- DIRECTIVE -
Count the lines that contain the word "Income", matching case exactly, and reply with the number only.

[start of PROVIDED RECORDS]

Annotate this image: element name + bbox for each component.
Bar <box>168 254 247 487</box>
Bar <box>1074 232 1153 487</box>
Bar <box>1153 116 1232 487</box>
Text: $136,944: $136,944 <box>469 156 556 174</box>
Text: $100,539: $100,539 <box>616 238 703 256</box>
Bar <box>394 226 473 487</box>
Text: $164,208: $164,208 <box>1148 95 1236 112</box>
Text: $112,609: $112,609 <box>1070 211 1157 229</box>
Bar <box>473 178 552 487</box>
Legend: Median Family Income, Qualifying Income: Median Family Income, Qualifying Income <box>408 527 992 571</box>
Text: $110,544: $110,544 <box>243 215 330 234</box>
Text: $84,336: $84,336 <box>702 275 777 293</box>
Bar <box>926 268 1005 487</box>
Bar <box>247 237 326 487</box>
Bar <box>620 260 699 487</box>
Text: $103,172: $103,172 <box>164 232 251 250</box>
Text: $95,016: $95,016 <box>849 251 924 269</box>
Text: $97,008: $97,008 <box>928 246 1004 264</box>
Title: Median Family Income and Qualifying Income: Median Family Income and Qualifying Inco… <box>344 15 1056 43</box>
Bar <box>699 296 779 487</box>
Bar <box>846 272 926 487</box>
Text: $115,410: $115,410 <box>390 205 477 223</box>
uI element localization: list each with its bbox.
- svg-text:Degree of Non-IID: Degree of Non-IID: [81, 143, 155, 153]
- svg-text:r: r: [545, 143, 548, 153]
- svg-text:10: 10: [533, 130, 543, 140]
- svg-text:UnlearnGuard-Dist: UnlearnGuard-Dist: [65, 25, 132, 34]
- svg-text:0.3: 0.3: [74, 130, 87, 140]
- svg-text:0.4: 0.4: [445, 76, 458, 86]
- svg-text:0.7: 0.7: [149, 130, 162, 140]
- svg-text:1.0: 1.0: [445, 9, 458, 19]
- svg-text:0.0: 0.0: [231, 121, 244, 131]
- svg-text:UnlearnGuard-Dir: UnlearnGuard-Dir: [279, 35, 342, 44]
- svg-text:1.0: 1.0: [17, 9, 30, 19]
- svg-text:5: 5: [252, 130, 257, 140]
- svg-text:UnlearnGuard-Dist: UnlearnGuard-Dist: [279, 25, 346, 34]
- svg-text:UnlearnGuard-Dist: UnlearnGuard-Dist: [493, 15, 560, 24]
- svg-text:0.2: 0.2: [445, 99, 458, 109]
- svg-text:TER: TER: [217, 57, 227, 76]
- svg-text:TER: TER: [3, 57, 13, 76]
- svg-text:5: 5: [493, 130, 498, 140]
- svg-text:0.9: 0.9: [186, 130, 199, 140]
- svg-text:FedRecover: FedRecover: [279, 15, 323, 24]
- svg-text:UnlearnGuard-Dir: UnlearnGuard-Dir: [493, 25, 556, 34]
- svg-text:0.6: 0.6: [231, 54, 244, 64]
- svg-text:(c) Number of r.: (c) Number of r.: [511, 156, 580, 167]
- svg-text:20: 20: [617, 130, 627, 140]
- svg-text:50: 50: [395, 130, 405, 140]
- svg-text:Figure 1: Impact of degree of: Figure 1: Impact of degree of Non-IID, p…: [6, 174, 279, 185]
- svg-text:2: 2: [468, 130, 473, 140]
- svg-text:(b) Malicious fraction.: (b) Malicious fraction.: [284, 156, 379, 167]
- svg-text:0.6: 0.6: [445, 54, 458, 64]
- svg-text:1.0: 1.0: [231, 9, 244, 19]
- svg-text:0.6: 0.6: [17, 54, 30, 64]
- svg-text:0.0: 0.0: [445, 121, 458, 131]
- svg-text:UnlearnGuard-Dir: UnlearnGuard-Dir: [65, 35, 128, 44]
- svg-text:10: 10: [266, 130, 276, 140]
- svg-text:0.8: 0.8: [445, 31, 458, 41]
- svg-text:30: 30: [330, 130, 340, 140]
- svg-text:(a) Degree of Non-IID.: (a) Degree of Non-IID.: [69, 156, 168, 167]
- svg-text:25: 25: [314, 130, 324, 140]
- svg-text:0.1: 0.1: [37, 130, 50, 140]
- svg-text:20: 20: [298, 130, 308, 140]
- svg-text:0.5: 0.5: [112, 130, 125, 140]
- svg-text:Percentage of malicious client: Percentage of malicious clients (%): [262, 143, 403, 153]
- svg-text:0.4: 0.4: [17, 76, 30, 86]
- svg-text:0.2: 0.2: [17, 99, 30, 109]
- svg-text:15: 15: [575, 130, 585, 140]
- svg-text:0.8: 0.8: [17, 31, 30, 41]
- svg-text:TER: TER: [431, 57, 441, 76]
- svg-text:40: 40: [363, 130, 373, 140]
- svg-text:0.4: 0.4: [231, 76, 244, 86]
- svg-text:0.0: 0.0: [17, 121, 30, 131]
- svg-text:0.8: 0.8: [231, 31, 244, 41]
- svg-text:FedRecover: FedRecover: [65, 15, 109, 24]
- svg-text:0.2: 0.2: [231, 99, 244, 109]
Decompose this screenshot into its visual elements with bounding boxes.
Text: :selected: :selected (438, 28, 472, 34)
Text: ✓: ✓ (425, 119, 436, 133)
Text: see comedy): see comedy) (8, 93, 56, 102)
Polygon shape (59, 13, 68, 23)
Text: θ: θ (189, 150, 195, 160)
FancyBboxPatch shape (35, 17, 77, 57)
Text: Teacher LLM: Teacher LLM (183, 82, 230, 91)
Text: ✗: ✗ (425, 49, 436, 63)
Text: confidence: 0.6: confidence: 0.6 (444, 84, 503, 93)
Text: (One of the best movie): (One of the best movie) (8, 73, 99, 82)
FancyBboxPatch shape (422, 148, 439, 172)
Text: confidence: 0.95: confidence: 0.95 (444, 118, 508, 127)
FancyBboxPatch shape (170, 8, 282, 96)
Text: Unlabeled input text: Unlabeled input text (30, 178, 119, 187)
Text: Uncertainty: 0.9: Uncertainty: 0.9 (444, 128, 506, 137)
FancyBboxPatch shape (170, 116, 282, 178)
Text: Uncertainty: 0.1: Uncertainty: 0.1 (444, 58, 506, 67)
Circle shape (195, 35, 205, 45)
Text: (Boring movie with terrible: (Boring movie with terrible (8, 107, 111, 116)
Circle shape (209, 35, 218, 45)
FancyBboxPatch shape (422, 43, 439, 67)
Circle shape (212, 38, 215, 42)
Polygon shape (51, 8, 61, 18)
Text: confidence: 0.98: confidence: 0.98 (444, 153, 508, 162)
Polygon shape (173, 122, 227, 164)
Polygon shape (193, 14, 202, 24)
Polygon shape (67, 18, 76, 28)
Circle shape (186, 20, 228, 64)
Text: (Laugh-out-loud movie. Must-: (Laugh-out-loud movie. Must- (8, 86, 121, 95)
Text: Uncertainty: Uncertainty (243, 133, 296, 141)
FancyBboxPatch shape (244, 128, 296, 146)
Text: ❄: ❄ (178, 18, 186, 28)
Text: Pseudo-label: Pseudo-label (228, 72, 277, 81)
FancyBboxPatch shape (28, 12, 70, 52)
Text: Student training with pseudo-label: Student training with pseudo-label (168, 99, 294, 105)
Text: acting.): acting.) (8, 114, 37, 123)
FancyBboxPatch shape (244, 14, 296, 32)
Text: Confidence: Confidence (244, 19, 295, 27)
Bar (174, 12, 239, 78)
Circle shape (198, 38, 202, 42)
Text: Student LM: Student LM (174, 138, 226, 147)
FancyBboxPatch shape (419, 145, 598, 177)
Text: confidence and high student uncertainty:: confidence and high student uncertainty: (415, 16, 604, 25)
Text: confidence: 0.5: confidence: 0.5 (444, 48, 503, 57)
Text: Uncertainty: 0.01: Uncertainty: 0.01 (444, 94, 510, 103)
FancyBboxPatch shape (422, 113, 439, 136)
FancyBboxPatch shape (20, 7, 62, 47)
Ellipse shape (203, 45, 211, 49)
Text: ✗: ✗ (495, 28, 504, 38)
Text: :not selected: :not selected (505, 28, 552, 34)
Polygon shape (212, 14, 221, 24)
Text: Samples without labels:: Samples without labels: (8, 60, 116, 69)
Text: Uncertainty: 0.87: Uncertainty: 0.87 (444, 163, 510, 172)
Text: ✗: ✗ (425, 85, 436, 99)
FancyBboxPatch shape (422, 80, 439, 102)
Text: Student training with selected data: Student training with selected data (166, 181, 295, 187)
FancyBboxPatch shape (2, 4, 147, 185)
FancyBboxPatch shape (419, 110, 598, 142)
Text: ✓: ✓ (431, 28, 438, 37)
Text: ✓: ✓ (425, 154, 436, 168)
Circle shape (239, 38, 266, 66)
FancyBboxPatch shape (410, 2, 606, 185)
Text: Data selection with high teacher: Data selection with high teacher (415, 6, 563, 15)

[end of PROVIDED RECORDS]

- SOLUTION TO THIS PROBLEM -
2